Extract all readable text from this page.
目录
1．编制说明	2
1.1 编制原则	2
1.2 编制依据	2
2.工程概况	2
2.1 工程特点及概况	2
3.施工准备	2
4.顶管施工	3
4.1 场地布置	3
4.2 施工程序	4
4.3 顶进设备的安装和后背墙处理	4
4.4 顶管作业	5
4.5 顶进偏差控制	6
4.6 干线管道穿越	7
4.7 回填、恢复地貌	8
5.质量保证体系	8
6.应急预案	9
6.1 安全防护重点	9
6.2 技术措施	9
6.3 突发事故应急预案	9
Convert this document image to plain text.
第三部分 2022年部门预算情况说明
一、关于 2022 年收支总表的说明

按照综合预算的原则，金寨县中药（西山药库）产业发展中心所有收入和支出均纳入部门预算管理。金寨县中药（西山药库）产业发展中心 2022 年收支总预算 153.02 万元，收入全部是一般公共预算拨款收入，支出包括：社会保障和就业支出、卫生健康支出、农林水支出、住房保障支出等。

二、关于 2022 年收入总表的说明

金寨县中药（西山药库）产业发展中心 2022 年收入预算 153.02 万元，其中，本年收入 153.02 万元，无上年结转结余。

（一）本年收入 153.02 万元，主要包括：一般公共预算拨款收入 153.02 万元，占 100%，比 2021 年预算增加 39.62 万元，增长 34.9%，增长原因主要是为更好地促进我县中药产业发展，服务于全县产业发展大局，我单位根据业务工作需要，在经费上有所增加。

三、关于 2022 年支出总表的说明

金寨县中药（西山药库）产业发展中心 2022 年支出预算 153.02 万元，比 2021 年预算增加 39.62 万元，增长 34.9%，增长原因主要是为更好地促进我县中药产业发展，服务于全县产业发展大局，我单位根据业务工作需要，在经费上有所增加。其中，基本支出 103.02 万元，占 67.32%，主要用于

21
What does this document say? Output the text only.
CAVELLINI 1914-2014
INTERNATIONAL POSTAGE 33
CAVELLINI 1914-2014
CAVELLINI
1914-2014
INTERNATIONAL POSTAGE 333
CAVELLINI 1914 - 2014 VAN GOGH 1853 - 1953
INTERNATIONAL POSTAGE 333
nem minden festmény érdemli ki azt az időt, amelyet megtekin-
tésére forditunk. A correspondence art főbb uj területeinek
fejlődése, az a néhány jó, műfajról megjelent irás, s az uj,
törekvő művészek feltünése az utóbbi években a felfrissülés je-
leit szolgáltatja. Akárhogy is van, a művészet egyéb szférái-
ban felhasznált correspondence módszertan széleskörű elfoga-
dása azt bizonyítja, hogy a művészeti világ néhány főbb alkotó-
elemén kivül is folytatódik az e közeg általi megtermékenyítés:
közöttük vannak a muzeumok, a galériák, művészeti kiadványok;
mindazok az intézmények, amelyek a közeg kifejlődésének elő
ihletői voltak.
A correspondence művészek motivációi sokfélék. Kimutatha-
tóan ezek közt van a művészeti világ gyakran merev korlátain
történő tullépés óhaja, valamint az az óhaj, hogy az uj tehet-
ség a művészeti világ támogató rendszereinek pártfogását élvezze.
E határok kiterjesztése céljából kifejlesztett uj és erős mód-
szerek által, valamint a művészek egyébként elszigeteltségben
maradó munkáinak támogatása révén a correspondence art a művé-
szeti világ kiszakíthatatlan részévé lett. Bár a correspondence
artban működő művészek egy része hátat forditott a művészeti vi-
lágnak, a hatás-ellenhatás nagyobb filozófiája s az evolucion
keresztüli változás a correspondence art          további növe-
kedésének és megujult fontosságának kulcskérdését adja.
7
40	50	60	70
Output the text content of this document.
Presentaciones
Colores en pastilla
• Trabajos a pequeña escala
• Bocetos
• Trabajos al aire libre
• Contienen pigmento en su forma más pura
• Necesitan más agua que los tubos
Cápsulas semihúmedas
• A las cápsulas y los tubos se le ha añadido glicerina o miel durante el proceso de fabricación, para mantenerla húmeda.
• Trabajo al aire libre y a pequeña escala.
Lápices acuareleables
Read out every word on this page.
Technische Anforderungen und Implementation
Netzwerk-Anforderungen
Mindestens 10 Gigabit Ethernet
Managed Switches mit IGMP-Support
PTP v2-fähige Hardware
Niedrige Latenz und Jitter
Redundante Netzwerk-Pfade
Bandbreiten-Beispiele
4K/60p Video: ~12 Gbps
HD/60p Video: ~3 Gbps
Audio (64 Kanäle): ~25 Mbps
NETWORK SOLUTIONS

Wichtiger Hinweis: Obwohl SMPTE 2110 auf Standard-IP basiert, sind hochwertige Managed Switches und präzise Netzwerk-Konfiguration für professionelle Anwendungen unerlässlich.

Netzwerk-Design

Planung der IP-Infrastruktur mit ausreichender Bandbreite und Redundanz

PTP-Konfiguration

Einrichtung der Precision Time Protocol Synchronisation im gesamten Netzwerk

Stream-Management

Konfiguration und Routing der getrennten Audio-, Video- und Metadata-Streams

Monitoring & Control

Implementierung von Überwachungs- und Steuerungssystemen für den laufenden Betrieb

━━━━━━━━━━━━━━━━━━━━━━━━━━━━━━

■ Stated exercise
Take the listing above and write it out again exactly.

■ Full output
Extract all readable text from this page.
目录
1．编制说明	2
1.1 编制原则	2
1.2 编制依据	2
2.工程概况	2
2.1 工程特点及概况	2
3.施工准备	2
4.顶管施工	3
4.1 场地布置	3
4.2 施工程序	4
4.3 顶进设备的安装和后背墙处理	4
4.4 顶管作业	5
4.5 顶进偏差控制	6
4.6 干线管道穿越	7
4.7 回填、恢复地貌	8
5.质量保证体系	8
6.应急预案	9
6.1 安全防护重点	9
6.2 技术措施	9
6.3 突发事故应急预案	9
Convert this document image to plain text.
第三部分 2022年部门预算情况说明
一、关于 2022 年收支总表的说明

按照综合预算的原则，金寨县中药（西山药库）产业发展中心所有收入和支出均纳入部门预算管理。金寨县中药（西山药库）产业发展中心 2022 年收支总预算 153.02 万元，收入全部是一般公共预算拨款收入，支出包括：社会保障和就业支出、卫生健康支出、农林水支出、住房保障支出等。

二、关于 2022 年收入总表的说明

金寨县中药（西山药库）产业发展中心 2022 年收入预算 153.02 万元，其中，本年收入 153.02 万元，无上年结转结余。

（一）本年收入 153.02 万元，主要包括：一般公共预算拨款收入 153.02 万元，占 100%，比 2021 年预算增加 39.62 万元，增长 34.9%，增长原因主要是为更好地促进我县中药产业发展，服务于全县产业发展大局，我单位根据业务工作需要，在经费上有所增加。

三、关于 2022 年支出总表的说明

金寨县中药（西山药库）产业发展中心 2022 年支出预算 153.02 万元，比 2021 年预算增加 39.62 万元，增长 34.9%，增长原因主要是为更好地促进我县中药产业发展，服务于全县产业发展大局，我单位根据业务工作需要，在经费上有所增加。其中，基本支出 103.02 万元，占 67.32%，主要用于

21
What does this document say? Output the text only.
CAVELLINI 1914-2014
INTERNATIONAL POSTAGE 33
CAVELLINI 1914-2014
CAVELLINI
1914-2014
INTERNATIONAL POSTAGE 333
CAVELLINI 1914 - 2014 VAN GOGH 1853 - 1953
INTERNATIONAL POSTAGE 333
nem minden festmény érdemli ki azt az időt, amelyet megtekin-
tésére forditunk. A correspondence art főbb uj területeinek
fejlődése, az a néhány jó, műfajról megjelent irás, s az uj,
törekvő művészek feltünése az utóbbi években a felfrissülés je-
leit szolgáltatja. Akárhogy is van, a művészet egyéb szférái-
ban felhasznált correspondence módszertan széleskörű elfoga-
dása azt bizonyítja, hogy a művészeti világ néhány főbb alkotó-
elemén kivül is folytatódik az e közeg általi megtermékenyítés:
közöttük vannak a muzeumok, a galériák, művészeti kiadványok;
mindazok az intézmények, amelyek a közeg kifejlődésének elő
ihletői voltak.
A correspondence művészek motivációi sokfélék. Kimutatha-
tóan ezek közt van a művészeti világ gyakran merev korlátain
történő tullépés óhaja, valamint az az óhaj, hogy az uj tehet-
ség a művészeti világ támogató rendszereinek pártfogását élvezze.
E határok kiterjesztése céljából kifejlesztett uj és erős mód-
szerek által, valamint a művészek egyébként elszigeteltségben
maradó munkáinak támogatása révén a correspondence art a művé-
szeti világ kiszakíthatatlan részévé lett. Bár a correspondence
artban működő művészek egy része hátat forditott a művészeti vi-
lágnak, a hatás-ellenhatás nagyobb filozófiája s az evolucion
keresztüli változás a correspondence art          további növe-
kedésének és megujult fontosságának kulcskérdését adja.
7
40	50	60	70
Output the text content of this document.
Presentaciones
Colores en pastilla
• Trabajos a pequeña escala
• Bocetos
• Trabajos al aire libre
• Contienen pigmento en su forma más pura
• Necesitan más agua que los tubos
Cápsulas semihúmedas
• A las cápsulas y los tubos se le ha añadido glicerina o miel durante el proceso de fabricación, para mantenerla húmeda.
• Trabajo al aire libre y a pequeña escala.
Lápices acuareleables
Read out every word on this page.
Technische Anforderungen und Implementation
Netzwerk-Anforderungen
Mindestens 10 Gigabit Ethernet
Managed Switches mit IGMP-Support
PTP v2-fähige Hardware
Niedrige Latenz und Jitter
Redundante Netzwerk-Pfade
Bandbreiten-Beispiele
4K/60p Video: ~12 Gbps
HD/60p Video: ~3 Gbps
Audio (64 Kanäle): ~25 Mbps
NETWORK SOLUTIONS

Wichtiger Hinweis: Obwohl SMPTE 2110 auf Standard-IP basiert, sind hochwertige Managed Switches und präzise Netzwerk-Konfiguration für professionelle Anwendungen unerlässlich.

Netzwerk-Design

Planung der IP-Infrastruktur mit ausreichender Bandbreite und Redundanz

PTP-Konfiguration

Einrichtung der Precision Time Protocol Synchronisation im gesamten Netzwerk

Stream-Management

Konfiguration und Routing der getrennten Audio-, Video- und Metadata-Streams

Monitoring & Control

Implementierung von Überwachungs- und Steuerungssystemen für den laufenden Betrieb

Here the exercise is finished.